### TO DO:
Identify every line containing the word "under" and reproduce each one.

[BEGIN]

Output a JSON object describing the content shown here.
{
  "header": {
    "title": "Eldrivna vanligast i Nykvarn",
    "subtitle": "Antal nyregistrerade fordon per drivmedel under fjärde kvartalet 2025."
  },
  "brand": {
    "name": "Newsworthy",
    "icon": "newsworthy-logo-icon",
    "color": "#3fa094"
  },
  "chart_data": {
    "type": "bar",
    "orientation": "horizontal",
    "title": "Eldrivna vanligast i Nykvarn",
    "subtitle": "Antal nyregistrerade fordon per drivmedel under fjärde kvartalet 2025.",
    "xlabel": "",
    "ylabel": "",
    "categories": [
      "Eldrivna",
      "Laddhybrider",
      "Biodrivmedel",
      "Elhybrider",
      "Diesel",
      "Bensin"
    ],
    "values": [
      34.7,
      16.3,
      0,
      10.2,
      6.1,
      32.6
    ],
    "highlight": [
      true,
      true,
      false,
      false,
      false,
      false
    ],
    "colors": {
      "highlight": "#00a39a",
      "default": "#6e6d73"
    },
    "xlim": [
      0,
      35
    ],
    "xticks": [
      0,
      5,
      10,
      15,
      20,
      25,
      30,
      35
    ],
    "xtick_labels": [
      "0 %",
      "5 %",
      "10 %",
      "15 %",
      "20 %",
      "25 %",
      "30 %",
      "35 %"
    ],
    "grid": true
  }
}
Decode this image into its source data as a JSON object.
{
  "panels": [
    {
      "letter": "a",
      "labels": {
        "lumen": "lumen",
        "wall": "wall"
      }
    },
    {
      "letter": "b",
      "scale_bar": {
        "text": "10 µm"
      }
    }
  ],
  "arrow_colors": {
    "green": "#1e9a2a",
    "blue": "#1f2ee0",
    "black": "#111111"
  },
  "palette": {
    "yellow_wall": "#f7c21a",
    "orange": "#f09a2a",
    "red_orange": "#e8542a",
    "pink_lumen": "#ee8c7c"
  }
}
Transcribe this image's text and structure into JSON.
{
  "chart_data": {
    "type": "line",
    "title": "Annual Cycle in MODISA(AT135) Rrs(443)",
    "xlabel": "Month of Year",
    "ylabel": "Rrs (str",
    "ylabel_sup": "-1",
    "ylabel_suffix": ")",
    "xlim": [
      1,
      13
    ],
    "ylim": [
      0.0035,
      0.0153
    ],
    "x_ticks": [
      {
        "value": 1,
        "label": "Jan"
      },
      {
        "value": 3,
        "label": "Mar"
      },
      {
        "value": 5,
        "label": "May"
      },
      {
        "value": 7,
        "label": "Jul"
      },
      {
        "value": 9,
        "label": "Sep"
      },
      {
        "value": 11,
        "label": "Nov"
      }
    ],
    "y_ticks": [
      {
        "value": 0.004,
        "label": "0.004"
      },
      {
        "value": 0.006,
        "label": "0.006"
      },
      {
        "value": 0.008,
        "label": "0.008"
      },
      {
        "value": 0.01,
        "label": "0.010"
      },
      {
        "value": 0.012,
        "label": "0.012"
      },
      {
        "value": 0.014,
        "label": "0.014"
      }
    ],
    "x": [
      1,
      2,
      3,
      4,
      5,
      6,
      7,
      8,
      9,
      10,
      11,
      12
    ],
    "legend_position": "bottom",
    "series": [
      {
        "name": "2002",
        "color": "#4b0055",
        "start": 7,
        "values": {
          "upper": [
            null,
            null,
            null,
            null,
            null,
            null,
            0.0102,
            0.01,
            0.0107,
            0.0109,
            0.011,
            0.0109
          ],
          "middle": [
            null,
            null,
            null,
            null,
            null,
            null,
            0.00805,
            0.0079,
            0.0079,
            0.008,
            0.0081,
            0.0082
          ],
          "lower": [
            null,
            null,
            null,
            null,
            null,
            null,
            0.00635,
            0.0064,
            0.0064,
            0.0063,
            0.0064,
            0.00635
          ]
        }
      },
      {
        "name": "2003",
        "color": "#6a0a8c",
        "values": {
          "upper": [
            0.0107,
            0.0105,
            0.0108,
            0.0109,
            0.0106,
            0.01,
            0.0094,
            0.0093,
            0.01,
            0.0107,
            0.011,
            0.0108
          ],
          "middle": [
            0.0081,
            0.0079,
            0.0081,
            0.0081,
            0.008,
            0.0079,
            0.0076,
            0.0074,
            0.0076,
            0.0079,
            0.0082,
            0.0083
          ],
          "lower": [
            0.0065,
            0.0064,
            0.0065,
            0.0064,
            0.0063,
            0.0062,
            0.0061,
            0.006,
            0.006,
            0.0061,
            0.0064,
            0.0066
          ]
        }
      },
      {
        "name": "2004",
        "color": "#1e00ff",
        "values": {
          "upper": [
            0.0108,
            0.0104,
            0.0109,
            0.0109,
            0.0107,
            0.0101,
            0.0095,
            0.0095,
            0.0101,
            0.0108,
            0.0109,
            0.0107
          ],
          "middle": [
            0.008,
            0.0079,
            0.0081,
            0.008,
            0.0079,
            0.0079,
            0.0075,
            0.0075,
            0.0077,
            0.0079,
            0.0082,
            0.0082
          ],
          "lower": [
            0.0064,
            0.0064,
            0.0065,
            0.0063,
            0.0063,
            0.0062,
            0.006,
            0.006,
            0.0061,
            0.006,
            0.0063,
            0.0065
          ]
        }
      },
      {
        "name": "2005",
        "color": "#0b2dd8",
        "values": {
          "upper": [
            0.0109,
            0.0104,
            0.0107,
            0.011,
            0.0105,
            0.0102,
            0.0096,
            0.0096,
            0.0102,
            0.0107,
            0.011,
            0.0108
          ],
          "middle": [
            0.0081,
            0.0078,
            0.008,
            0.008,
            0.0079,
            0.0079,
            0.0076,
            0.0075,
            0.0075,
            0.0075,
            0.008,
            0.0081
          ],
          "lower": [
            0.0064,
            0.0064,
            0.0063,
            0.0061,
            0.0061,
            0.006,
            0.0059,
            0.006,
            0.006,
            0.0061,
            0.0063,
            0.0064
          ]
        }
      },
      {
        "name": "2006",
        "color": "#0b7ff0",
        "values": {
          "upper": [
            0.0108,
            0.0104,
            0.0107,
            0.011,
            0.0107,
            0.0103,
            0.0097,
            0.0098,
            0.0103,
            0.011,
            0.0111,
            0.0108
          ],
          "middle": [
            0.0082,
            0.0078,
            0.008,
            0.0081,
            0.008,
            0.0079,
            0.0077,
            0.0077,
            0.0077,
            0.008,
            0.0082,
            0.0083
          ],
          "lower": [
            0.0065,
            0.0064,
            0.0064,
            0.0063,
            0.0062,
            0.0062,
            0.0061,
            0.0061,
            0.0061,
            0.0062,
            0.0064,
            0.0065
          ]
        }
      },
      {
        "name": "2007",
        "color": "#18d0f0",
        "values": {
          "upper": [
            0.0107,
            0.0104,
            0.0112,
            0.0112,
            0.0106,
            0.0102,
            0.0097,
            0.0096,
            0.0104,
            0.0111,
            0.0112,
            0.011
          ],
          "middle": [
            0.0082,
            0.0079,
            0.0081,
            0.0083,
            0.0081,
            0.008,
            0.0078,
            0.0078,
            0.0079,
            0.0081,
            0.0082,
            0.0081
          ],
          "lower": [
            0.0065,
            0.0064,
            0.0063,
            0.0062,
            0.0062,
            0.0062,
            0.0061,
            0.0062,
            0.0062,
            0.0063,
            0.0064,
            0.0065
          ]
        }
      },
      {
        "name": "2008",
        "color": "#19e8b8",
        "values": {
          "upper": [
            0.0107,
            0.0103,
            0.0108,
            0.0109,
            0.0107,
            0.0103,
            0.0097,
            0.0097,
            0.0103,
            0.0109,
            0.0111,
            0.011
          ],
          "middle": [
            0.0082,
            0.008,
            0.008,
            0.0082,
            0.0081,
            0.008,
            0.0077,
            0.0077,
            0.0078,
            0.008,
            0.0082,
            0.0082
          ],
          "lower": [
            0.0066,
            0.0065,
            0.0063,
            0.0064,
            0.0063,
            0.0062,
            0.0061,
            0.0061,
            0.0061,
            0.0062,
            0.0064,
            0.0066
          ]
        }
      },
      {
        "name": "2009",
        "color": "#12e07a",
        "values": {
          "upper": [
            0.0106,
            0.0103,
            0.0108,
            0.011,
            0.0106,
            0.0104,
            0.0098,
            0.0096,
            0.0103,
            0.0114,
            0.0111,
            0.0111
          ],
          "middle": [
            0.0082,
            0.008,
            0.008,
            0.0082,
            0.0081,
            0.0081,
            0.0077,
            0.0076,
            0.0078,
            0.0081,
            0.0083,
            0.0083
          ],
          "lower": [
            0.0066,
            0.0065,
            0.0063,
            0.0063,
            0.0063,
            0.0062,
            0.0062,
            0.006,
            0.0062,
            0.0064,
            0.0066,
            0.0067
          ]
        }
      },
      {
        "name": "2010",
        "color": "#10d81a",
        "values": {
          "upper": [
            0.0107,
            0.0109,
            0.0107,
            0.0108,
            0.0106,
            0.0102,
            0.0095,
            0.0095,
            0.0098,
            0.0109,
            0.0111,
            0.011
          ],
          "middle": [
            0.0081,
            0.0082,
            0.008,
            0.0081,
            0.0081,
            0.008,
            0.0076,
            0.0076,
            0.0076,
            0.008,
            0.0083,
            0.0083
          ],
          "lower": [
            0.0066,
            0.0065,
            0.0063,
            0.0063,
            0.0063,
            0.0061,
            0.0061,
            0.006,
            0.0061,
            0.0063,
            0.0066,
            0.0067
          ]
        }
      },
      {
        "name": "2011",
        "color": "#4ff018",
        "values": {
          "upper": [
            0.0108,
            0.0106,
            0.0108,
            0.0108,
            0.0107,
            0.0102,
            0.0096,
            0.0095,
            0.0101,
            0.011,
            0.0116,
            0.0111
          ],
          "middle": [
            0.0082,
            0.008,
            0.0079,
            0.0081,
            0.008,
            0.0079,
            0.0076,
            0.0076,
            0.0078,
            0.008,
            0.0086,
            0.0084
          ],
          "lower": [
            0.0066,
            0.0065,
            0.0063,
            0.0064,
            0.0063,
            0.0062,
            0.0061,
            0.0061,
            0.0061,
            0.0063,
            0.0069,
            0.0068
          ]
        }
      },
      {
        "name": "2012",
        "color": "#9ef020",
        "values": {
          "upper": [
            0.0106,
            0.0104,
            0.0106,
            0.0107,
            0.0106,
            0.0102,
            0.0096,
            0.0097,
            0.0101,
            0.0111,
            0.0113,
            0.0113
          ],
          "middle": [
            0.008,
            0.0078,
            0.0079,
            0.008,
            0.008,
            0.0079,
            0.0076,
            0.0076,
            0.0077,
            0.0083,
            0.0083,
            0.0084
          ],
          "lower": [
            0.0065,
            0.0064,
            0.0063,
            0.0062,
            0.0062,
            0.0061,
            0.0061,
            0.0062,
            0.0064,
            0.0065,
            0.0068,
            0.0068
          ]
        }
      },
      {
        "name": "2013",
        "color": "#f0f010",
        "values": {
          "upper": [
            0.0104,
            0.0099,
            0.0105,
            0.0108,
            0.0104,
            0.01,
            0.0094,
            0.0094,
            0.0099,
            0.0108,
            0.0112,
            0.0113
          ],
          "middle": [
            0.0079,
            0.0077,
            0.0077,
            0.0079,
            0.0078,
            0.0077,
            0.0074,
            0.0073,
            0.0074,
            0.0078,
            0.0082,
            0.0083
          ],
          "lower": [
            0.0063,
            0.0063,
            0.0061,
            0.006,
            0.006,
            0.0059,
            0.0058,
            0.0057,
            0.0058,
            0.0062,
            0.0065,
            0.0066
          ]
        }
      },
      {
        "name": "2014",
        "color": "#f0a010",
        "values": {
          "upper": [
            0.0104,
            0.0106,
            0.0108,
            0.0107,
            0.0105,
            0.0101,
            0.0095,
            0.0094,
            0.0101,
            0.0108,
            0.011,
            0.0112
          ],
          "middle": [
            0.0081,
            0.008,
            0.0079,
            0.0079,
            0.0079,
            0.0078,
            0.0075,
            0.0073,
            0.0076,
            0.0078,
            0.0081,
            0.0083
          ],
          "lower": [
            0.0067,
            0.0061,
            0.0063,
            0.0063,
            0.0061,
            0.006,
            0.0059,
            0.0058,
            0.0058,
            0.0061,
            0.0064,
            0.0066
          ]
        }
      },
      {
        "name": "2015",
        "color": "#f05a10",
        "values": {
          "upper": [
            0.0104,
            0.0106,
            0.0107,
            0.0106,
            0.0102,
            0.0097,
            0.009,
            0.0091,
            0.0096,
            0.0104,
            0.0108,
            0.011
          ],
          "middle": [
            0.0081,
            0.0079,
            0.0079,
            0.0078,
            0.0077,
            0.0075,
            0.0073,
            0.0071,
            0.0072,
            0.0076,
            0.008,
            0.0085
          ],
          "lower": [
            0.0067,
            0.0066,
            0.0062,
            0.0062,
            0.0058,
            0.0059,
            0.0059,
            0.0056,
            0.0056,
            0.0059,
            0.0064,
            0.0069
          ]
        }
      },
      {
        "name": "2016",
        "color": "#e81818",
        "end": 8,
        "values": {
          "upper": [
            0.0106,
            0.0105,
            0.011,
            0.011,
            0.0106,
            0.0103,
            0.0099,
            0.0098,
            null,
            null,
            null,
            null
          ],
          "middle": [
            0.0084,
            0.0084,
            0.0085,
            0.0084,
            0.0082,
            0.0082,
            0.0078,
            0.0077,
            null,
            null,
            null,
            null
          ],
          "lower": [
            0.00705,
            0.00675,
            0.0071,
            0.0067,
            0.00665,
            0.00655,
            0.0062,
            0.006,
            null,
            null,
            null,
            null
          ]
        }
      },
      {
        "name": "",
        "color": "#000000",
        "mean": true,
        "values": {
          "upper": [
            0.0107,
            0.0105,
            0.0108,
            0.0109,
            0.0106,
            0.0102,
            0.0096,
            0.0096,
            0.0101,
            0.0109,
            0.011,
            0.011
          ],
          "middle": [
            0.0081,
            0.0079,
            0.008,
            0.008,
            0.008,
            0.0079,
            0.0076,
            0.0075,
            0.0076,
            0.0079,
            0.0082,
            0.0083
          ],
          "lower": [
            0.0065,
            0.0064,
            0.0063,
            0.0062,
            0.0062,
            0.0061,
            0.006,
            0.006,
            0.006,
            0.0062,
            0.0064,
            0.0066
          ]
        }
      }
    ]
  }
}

[END]

### SOLUTION TO THIS EXERCISE:
    "subtitle": "Antal nyregistrerade fordon per drivmedel under fjärde kvartalet 2025."
    "subtitle": "Antal nyregistrerade fordon per drivmedel under fjärde kvartalet 2025.",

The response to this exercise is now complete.